▶ **Data rows**:
--- BEGIN ---
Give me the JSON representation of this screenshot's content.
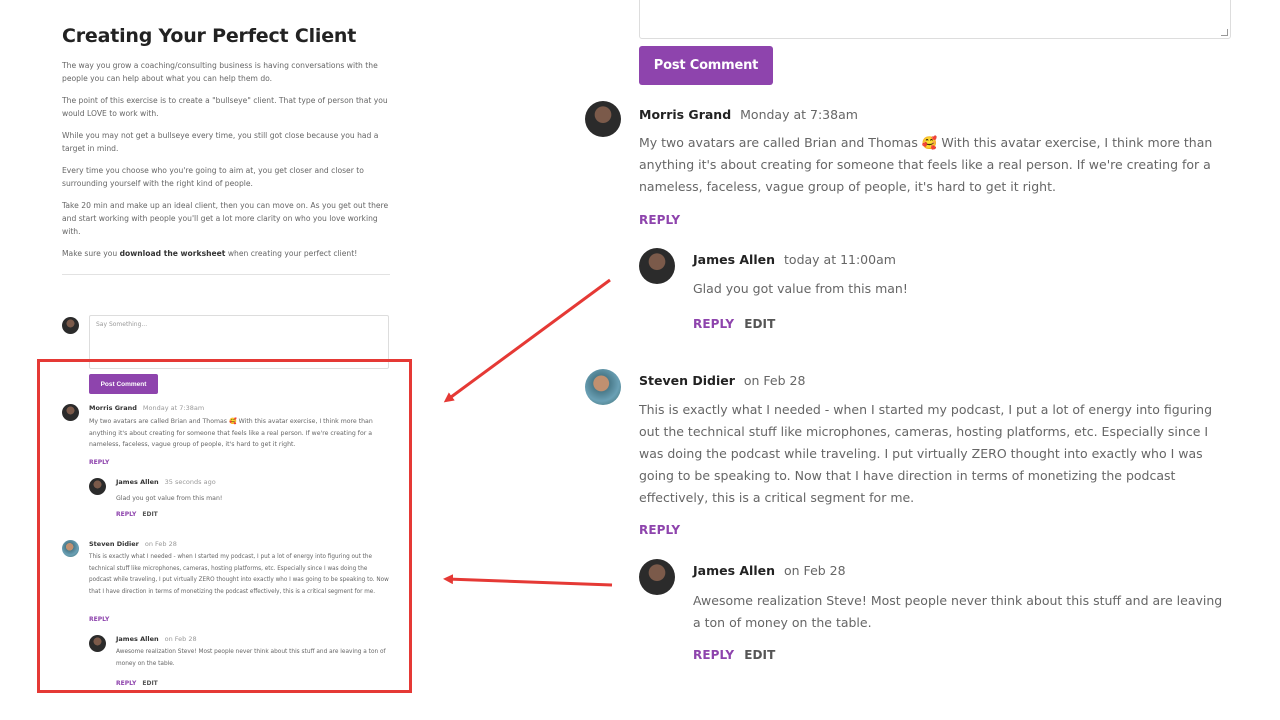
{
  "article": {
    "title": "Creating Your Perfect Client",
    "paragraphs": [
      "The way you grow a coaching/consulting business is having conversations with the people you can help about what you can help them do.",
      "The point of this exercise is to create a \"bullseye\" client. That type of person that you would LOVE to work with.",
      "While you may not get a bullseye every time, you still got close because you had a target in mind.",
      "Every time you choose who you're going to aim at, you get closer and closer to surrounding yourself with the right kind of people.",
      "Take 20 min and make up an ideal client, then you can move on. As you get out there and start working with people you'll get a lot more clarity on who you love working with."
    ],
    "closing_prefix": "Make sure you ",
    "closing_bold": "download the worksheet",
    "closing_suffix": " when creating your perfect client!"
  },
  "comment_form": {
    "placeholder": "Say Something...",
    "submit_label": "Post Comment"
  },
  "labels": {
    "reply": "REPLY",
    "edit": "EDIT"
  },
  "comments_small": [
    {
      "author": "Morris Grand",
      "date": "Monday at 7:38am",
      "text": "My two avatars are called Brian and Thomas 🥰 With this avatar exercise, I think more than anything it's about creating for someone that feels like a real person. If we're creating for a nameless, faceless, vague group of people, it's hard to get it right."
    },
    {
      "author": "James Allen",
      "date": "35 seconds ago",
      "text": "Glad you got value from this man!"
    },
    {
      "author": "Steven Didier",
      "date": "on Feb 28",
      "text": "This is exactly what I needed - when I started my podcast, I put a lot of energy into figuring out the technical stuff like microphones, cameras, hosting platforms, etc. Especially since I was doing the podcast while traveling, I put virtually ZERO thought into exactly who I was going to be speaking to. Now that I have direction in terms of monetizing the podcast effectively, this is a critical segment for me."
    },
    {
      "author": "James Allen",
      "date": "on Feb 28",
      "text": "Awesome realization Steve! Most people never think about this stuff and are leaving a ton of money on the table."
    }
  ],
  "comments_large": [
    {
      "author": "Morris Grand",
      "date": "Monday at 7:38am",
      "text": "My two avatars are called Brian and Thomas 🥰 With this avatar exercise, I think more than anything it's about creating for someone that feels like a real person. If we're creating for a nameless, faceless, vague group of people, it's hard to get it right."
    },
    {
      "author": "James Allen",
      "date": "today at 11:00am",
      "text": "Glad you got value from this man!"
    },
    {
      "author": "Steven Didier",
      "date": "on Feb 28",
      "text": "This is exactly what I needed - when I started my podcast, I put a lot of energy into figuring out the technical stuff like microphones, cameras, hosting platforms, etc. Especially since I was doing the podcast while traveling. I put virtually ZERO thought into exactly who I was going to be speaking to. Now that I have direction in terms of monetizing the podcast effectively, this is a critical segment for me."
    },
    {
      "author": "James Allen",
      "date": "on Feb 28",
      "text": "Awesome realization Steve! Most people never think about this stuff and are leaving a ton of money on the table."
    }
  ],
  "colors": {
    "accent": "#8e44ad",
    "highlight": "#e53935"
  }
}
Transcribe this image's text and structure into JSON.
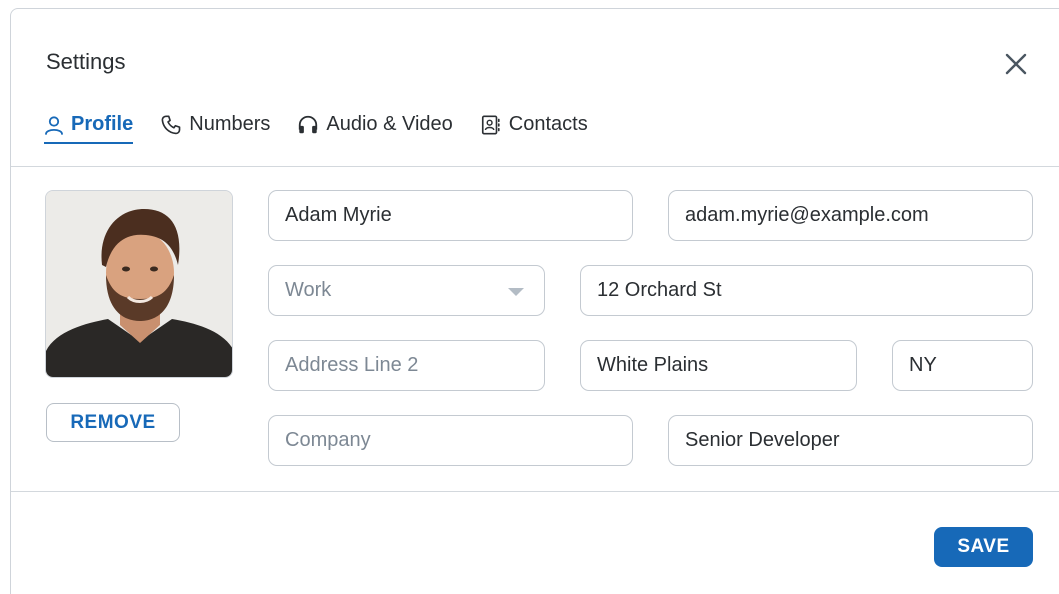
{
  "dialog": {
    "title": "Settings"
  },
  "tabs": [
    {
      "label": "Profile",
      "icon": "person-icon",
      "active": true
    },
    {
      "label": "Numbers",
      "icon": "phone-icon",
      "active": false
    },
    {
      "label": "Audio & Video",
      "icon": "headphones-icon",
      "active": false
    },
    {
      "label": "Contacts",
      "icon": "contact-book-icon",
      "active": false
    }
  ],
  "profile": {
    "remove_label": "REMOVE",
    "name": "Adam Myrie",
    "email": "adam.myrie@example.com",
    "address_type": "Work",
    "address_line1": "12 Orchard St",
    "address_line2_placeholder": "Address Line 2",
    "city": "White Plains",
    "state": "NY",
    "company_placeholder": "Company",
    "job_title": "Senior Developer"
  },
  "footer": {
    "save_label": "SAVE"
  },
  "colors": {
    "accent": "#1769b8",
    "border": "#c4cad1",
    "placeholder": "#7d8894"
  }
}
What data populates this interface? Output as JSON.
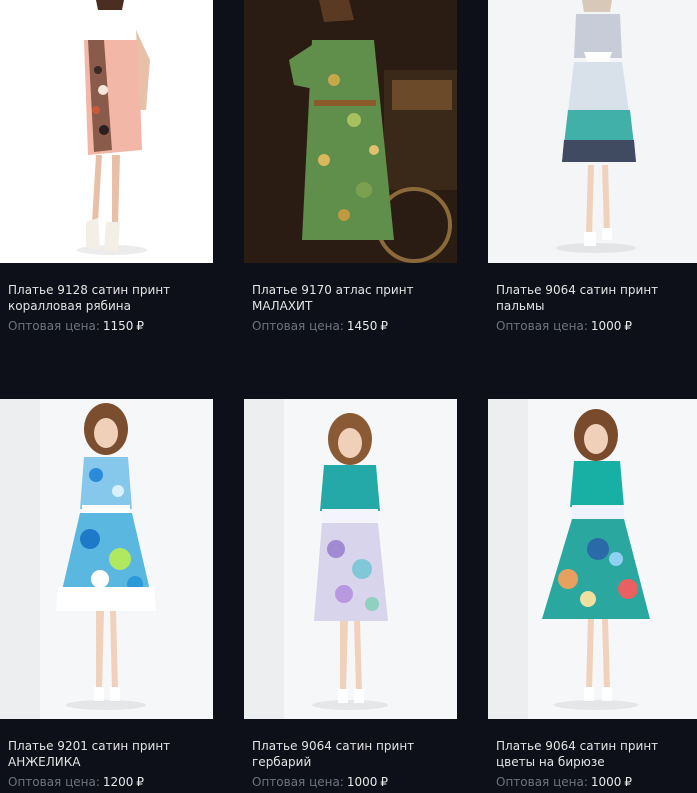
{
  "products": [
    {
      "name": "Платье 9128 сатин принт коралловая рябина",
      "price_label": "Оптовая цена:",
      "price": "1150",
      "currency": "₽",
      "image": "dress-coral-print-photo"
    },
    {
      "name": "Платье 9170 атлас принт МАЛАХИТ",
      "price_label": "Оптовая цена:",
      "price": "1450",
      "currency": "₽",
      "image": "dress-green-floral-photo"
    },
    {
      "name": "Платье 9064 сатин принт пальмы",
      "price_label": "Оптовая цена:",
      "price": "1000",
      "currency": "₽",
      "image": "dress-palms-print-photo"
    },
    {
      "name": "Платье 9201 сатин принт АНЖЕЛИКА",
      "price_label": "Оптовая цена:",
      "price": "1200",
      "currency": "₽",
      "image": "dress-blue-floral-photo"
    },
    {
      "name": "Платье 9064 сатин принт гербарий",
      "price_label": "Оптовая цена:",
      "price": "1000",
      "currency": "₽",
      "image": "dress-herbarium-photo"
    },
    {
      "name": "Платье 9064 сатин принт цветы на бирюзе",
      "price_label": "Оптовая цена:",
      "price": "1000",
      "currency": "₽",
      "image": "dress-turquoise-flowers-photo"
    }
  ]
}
--- END ---
--- BEGIN ---
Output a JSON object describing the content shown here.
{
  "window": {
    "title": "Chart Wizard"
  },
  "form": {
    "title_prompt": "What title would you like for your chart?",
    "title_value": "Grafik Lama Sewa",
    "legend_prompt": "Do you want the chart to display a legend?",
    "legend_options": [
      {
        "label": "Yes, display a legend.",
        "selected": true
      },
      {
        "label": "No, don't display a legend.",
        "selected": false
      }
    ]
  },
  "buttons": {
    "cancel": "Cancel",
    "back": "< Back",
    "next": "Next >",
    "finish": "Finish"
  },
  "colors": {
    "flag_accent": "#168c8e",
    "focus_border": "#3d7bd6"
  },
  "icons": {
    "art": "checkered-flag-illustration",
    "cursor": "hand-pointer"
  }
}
--- END ---
▶ **Exercise instructions**:
Pull out every line holding "JSON" from the records above, and copy it.

▶ **Exercise output**:
Give me the JSON representation of this screenshot's content.
Transcribe this image's text and structure into JSON.
What data populates this interface? Output as JSON.
Output a JSON object describing the content shown here.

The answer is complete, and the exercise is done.